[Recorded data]
## Begin

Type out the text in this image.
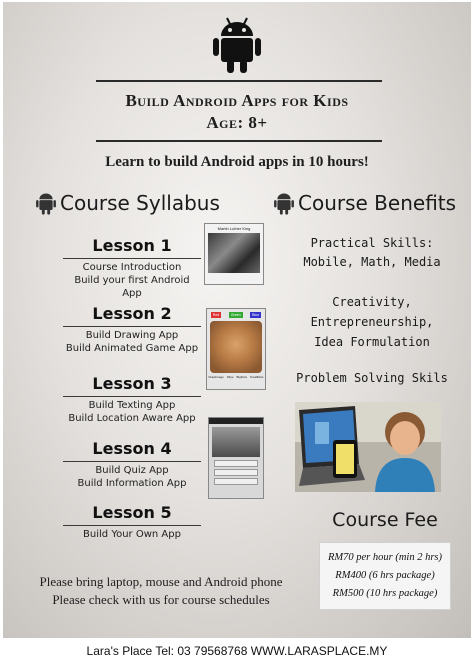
Build Android Apps for Kids
Age: 8+
Learn to build Android apps in 10 hours!
Course Syllabus	Course Benefits
Lesson 1
Course Introduction
Build your first Android App
Lesson 2
Build Drawing App
Build Animated Game App
Lesson 3
Build Texting App
Build Location Aware App
Lesson 4
Build Quiz App
Build Information App
Lesson 5
Build Your Own App
Martin Luther King
Red	Green	Blue
DrawImage Wipe BigDots SmallDots
Practical Skills:
Mobile, Math, Media
Creativity,
Entrepreneurship,
Idea Formulation
Problem Solving Skils
Course Fee
RM70 per hour (min 2 hrs)
RM400 (6 hrs package)
RM500 (10 hrs package)
Please bring laptop, mouse and Android phone
Please check with us for course schedules
Lara's Place Tel: 03 79568768 WWW.LARASPLACE.MY
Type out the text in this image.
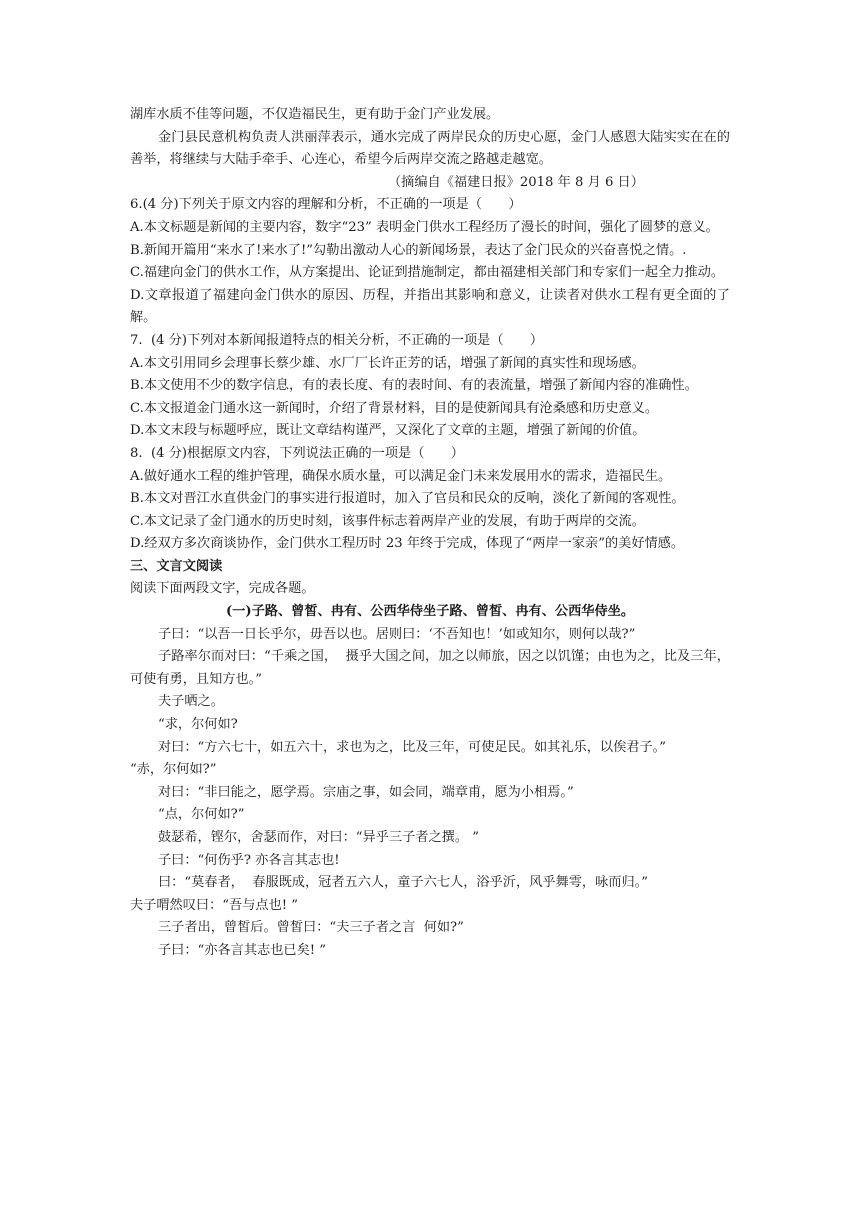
湖库水质不佳等问题，不仅造福民生，更有助于金门产业发展。

金门县民意机构负责人洪丽萍表示，通水完成了两岸民众的历史心愿，金门人感恩大陆实实在在的善举，将继续与大陆手牵手、心连心，希望今后两岸交流之路越走越宽。

（摘编自《福建日报》2018 年 8 月 6 日）

6.(4 分)下列关于原文内容的理解和分析，不正确的一项是（　　）

A.本文标题是新闻的主要内容，数字“23” 表明金门供水工程经历了漫长的时间，强化了圆梦的意义。

B.新闻开篇用“来水了!来水了!”勾勒出激动人心的新闻场景，表达了金门民众的兴奋喜悦之情。.

C.福建向金门的供水工作，从方案提出、论证到措施制定，都由福建相关部门和专家们一起全力推动。

D.文章报道了福建向金门供水的原因、历程，并指出其影响和意义，让读者对供水工程有更全面的了解。

7.  (4 分)下列对本新闻报道特点的相关分析，不正确的一项是（　　）

A.本文引用同乡会理事长蔡少雄、水厂厂长许正芳的话，增强了新闻的真实性和现场感。

B.本文使用不少的数字信息，有的表长度、有的表时间、有的表流量，增强了新闻内容的准确性。

C.本文报道金门通水这一新闻时，介绍了背景材料，目的是使新闻具有沧桑感和历史意义。

D.本文末段与标题呼应，既让文章结构谨严，又深化了文章的主题，增强了新闻的价值。

8.  (4 分)根据原文内容，下列说法正确的一项是（　　）

A.做好通水工程的维护管理，确保水质水量，可以满足金门未来发展用水的需求，造福民生。

B.本文对晋江水直供金门的事实进行报道时，加入了官员和民众的反响，淡化了新闻的客观性。

C.本文记录了金门通水的历史时刻，该事件标志着两岸产业的发展，有助于两岸的交流。

D.经双方多次商谈协作，金门供水工程历时 23 年终于完成，体现了“两岸一家亲”的美好情感。

三、文言文阅读

阅读下面两段文字，完成各题。

(一)子路、曾皙、冉有、公西华侍坐子路、曾皙、冉有、公西华侍坐。

子曰：“以吾一日长乎尔，毋吾以也。居则曰：‘不吾知也！’如或知尔，则何以哉?”

子路率尔而对曰：“千乘之国，  摄乎大国之间，加之以师旅，因之以饥馑；由也为之，比及三年，可使有勇，且知方也。”

夫子哂之。

“求，尔何如?

对曰：“方六七十，如五六十，求也为之，比及三年，可使足民。如其礼乐，以俟君子。”

“赤，尔何如?”

对曰：“非曰能之，愿学焉。宗庙之事，如会同，端章甫，愿为小相焉。”

“点，尔何如?”

鼓瑟希，铿尔，舍瑟而作，对曰：“异乎三子者之撰。 ”

子曰：“何伤乎? 亦各言其志也!

曰：“莫春者，  春服既成，冠者五六人，童子六七人，浴乎沂，风乎舞雩，咏而归。”

夫子喟然叹曰：“吾与点也! ”

三子者出，曾皙后。曾皙曰：“夫三子者之言  何如?”

子曰：“亦各言其志也已矣! ”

## End

* [Instructions to follow]:
Write out the data precisely as given, excluding the pictures.

* [Finished answer]:
Type out the text in this image.
Build Android Apps for Kids
Age: 8+
Learn to build Android apps in 10 hours!
Course Syllabus	Course Benefits
Lesson 1
Course Introduction
Build your first Android App
Lesson 2
Build Drawing App
Build Animated Game App
Lesson 3
Build Texting App
Build Location Aware App
Lesson 4
Build Quiz App
Build Information App
Lesson 5
Build Your Own App
Martin Luther King
Red	Green	Blue
DrawImage Wipe BigDots SmallDots
Practical Skills:
Mobile, Math, Media
Creativity,
Entrepreneurship,
Idea Formulation
Problem Solving Skils
Course Fee
RM70 per hour (min 2 hrs)
RM400 (6 hrs package)
RM500 (10 hrs package)
Please bring laptop, mouse and Android phone
Please check with us for course schedules
Lara's Place Tel: 03 79568768 WWW.LARASPLACE.MY
Type out the text in this image.
湖库水质不佳等问题，不仅造福民生，更有助于金门产业发展。

金门县民意机构负责人洪丽萍表示，通水完成了两岸民众的历史心愿，金门人感恩大陆实实在在的善举，将继续与大陆手牵手、心连心，希望今后两岸交流之路越走越宽。

（摘编自《福建日报》2018 年 8 月 6 日）

6.(4 分)下列关于原文内容的理解和分析，不正确的一项是（　　）

A.本文标题是新闻的主要内容，数字“23” 表明金门供水工程经历了漫长的时间，强化了圆梦的意义。

B.新闻开篇用“来水了!来水了!”勾勒出激动人心的新闻场景，表达了金门民众的兴奋喜悦之情。.

C.福建向金门的供水工作，从方案提出、论证到措施制定，都由福建相关部门和专家们一起全力推动。

D.文章报道了福建向金门供水的原因、历程，并指出其影响和意义，让读者对供水工程有更全面的了解。

7.  (4 分)下列对本新闻报道特点的相关分析，不正确的一项是（　　）

A.本文引用同乡会理事长蔡少雄、水厂厂长许正芳的话，增强了新闻的真实性和现场感。

B.本文使用不少的数字信息，有的表长度、有的表时间、有的表流量，增强了新闻内容的准确性。

C.本文报道金门通水这一新闻时，介绍了背景材料，目的是使新闻具有沧桑感和历史意义。

D.本文末段与标题呼应，既让文章结构谨严，又深化了文章的主题，增强了新闻的价值。

8.  (4 分)根据原文内容，下列说法正确的一项是（　　）

A.做好通水工程的维护管理，确保水质水量，可以满足金门未来发展用水的需求，造福民生。

B.本文对晋江水直供金门的事实进行报道时，加入了官员和民众的反响，淡化了新闻的客观性。

C.本文记录了金门通水的历史时刻，该事件标志着两岸产业的发展，有助于两岸的交流。

D.经双方多次商谈协作，金门供水工程历时 23 年终于完成，体现了“两岸一家亲”的美好情感。

三、文言文阅读

阅读下面两段文字，完成各题。

(一)子路、曾皙、冉有、公西华侍坐子路、曾皙、冉有、公西华侍坐。

子曰：“以吾一日长乎尔，毋吾以也。居则曰：‘不吾知也！’如或知尔，则何以哉?”

子路率尔而对曰：“千乘之国，  摄乎大国之间，加之以师旅，因之以饥馑；由也为之，比及三年，可使有勇，且知方也。”

夫子哂之。

“求，尔何如?

对曰：“方六七十，如五六十，求也为之，比及三年，可使足民。如其礼乐，以俟君子。”

“赤，尔何如?”

对曰：“非曰能之，愿学焉。宗庙之事，如会同，端章甫，愿为小相焉。”

“点，尔何如?”

鼓瑟希，铿尔，舍瑟而作，对曰：“异乎三子者之撰。 ”

子曰：“何伤乎? 亦各言其志也!

曰：“莫春者，  春服既成，冠者五六人，童子六七人，浴乎沂，风乎舞雩，咏而归。”

夫子喟然叹曰：“吾与点也! ”

三子者出，曾皙后。曾皙曰：“夫三子者之言  何如?”

子曰：“亦各言其志也已矣! ”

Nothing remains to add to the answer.